_Work to do_
Reproduce the full listing that appears beneath this instruction exactly.

----- Dataset extract

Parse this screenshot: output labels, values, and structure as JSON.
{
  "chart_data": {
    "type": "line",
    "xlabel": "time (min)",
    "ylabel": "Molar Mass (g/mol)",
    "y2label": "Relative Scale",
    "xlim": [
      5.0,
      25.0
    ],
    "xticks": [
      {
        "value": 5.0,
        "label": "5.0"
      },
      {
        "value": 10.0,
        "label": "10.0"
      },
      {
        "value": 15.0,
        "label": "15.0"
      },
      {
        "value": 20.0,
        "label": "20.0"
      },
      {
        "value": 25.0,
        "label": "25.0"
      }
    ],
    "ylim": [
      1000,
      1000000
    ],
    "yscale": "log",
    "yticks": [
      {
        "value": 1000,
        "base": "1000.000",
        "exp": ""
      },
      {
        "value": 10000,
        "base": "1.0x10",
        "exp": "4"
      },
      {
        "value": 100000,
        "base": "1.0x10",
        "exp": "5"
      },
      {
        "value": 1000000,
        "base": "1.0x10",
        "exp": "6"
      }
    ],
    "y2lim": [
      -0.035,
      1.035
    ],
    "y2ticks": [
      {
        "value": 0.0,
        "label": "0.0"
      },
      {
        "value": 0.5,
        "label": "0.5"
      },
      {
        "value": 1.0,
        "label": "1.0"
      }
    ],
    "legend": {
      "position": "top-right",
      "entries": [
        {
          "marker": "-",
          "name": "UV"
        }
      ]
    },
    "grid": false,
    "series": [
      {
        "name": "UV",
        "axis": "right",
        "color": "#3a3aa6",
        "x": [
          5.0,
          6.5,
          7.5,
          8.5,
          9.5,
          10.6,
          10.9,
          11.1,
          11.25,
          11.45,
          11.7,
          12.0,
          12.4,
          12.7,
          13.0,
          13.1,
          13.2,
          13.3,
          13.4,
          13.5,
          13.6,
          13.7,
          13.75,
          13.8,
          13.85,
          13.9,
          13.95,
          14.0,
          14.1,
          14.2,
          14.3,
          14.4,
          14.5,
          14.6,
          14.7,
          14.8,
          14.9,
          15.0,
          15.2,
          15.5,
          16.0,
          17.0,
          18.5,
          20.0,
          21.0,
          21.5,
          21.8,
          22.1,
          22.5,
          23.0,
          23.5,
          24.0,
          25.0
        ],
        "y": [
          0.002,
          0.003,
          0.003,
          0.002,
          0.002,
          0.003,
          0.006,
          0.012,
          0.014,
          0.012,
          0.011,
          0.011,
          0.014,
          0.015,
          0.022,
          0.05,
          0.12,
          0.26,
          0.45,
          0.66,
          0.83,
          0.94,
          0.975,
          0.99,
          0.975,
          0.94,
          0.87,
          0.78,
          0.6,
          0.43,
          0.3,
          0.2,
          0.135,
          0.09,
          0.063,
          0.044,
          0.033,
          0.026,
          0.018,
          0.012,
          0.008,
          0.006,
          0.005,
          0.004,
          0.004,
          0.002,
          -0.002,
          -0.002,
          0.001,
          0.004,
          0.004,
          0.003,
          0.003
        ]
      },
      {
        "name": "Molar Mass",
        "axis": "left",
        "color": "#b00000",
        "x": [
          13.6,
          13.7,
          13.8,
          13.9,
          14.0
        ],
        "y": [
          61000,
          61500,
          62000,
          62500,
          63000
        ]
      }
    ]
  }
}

----------

_Answer_
Parse this screenshot: output labels, values, and structure as JSON.
{
  "chart_data": {
    "type": "line",
    "xlabel": "time (min)",
    "ylabel": "Molar Mass (g/mol)",
    "y2label": "Relative Scale",
    "xlim": [
      5.0,
      25.0
    ],
    "xticks": [
      {
        "value": 5.0,
        "label": "5.0"
      },
      {
        "value": 10.0,
        "label": "10.0"
      },
      {
        "value": 15.0,
        "label": "15.0"
      },
      {
        "value": 20.0,
        "label": "20.0"
      },
      {
        "value": 25.0,
        "label": "25.0"
      }
    ],
    "ylim": [
      1000,
      1000000
    ],
    "yscale": "log",
    "yticks": [
      {
        "value": 1000,
        "base": "1000.000",
        "exp": ""
      },
      {
        "value": 10000,
        "base": "1.0x10",
        "exp": "4"
      },
      {
        "value": 100000,
        "base": "1.0x10",
        "exp": "5"
      },
      {
        "value": 1000000,
        "base": "1.0x10",
        "exp": "6"
      }
    ],
    "y2lim": [
      -0.035,
      1.035
    ],
    "y2ticks": [
      {
        "value": 0.0,
        "label": "0.0"
      },
      {
        "value": 0.5,
        "label": "0.5"
      },
      {
        "value": 1.0,
        "label": "1.0"
      }
    ],
    "legend": {
      "position": "top-right",
      "entries": [
        {
          "marker": "-",
          "name": "UV"
        }
      ]
    },
    "grid": false,
    "series": [
      {
        "name": "UV",
        "axis": "right",
        "color": "#3a3aa6",
        "x": [
          5.0,
          6.5,
          7.5,
          8.5,
          9.5,
          10.6,
          10.9,
          11.1,
          11.25,
          11.45,
          11.7,
          12.0,
          12.4,
          12.7,
          13.0,
          13.1,
          13.2,
          13.3,
          13.4,
          13.5,
          13.6,
          13.7,
          13.75,
          13.8,
          13.85,
          13.9,
          13.95,
          14.0,
          14.1,
          14.2,
          14.3,
          14.4,
          14.5,
          14.6,
          14.7,
          14.8,
          14.9,
          15.0,
          15.2,
          15.5,
          16.0,
          17.0,
          18.5,
          20.0,
          21.0,
          21.5,
          21.8,
          22.1,
          22.5,
          23.0,
          23.5,
          24.0,
          25.0
        ],
        "y": [
          0.002,
          0.003,
          0.003,
          0.002,
          0.002,
          0.003,
          0.006,
          0.012,
          0.014,
          0.012,
          0.011,
          0.011,
          0.014,
          0.015,
          0.022,
          0.05,
          0.12,
          0.26,
          0.45,
          0.66,
          0.83,
          0.94,
          0.975,
          0.99,
          0.975,
          0.94,
          0.87,
          0.78,
          0.6,
          0.43,
          0.3,
          0.2,
          0.135,
          0.09,
          0.063,
          0.044,
          0.033,
          0.026,
          0.018,
          0.012,
          0.008,
          0.006,
          0.005,
          0.004,
          0.004,
          0.002,
          -0.002,
          -0.002,
          0.001,
          0.004,
          0.004,
          0.003,
          0.003
        ]
      },
      {
        "name": "Molar Mass",
        "axis": "left",
        "color": "#b00000",
        "x": [
          13.6,
          13.7,
          13.8,
          13.9,
          14.0
        ],
        "y": [
          61000,
          61500,
          62000,
          62500,
          63000
        ]
      }
    ]
  }
}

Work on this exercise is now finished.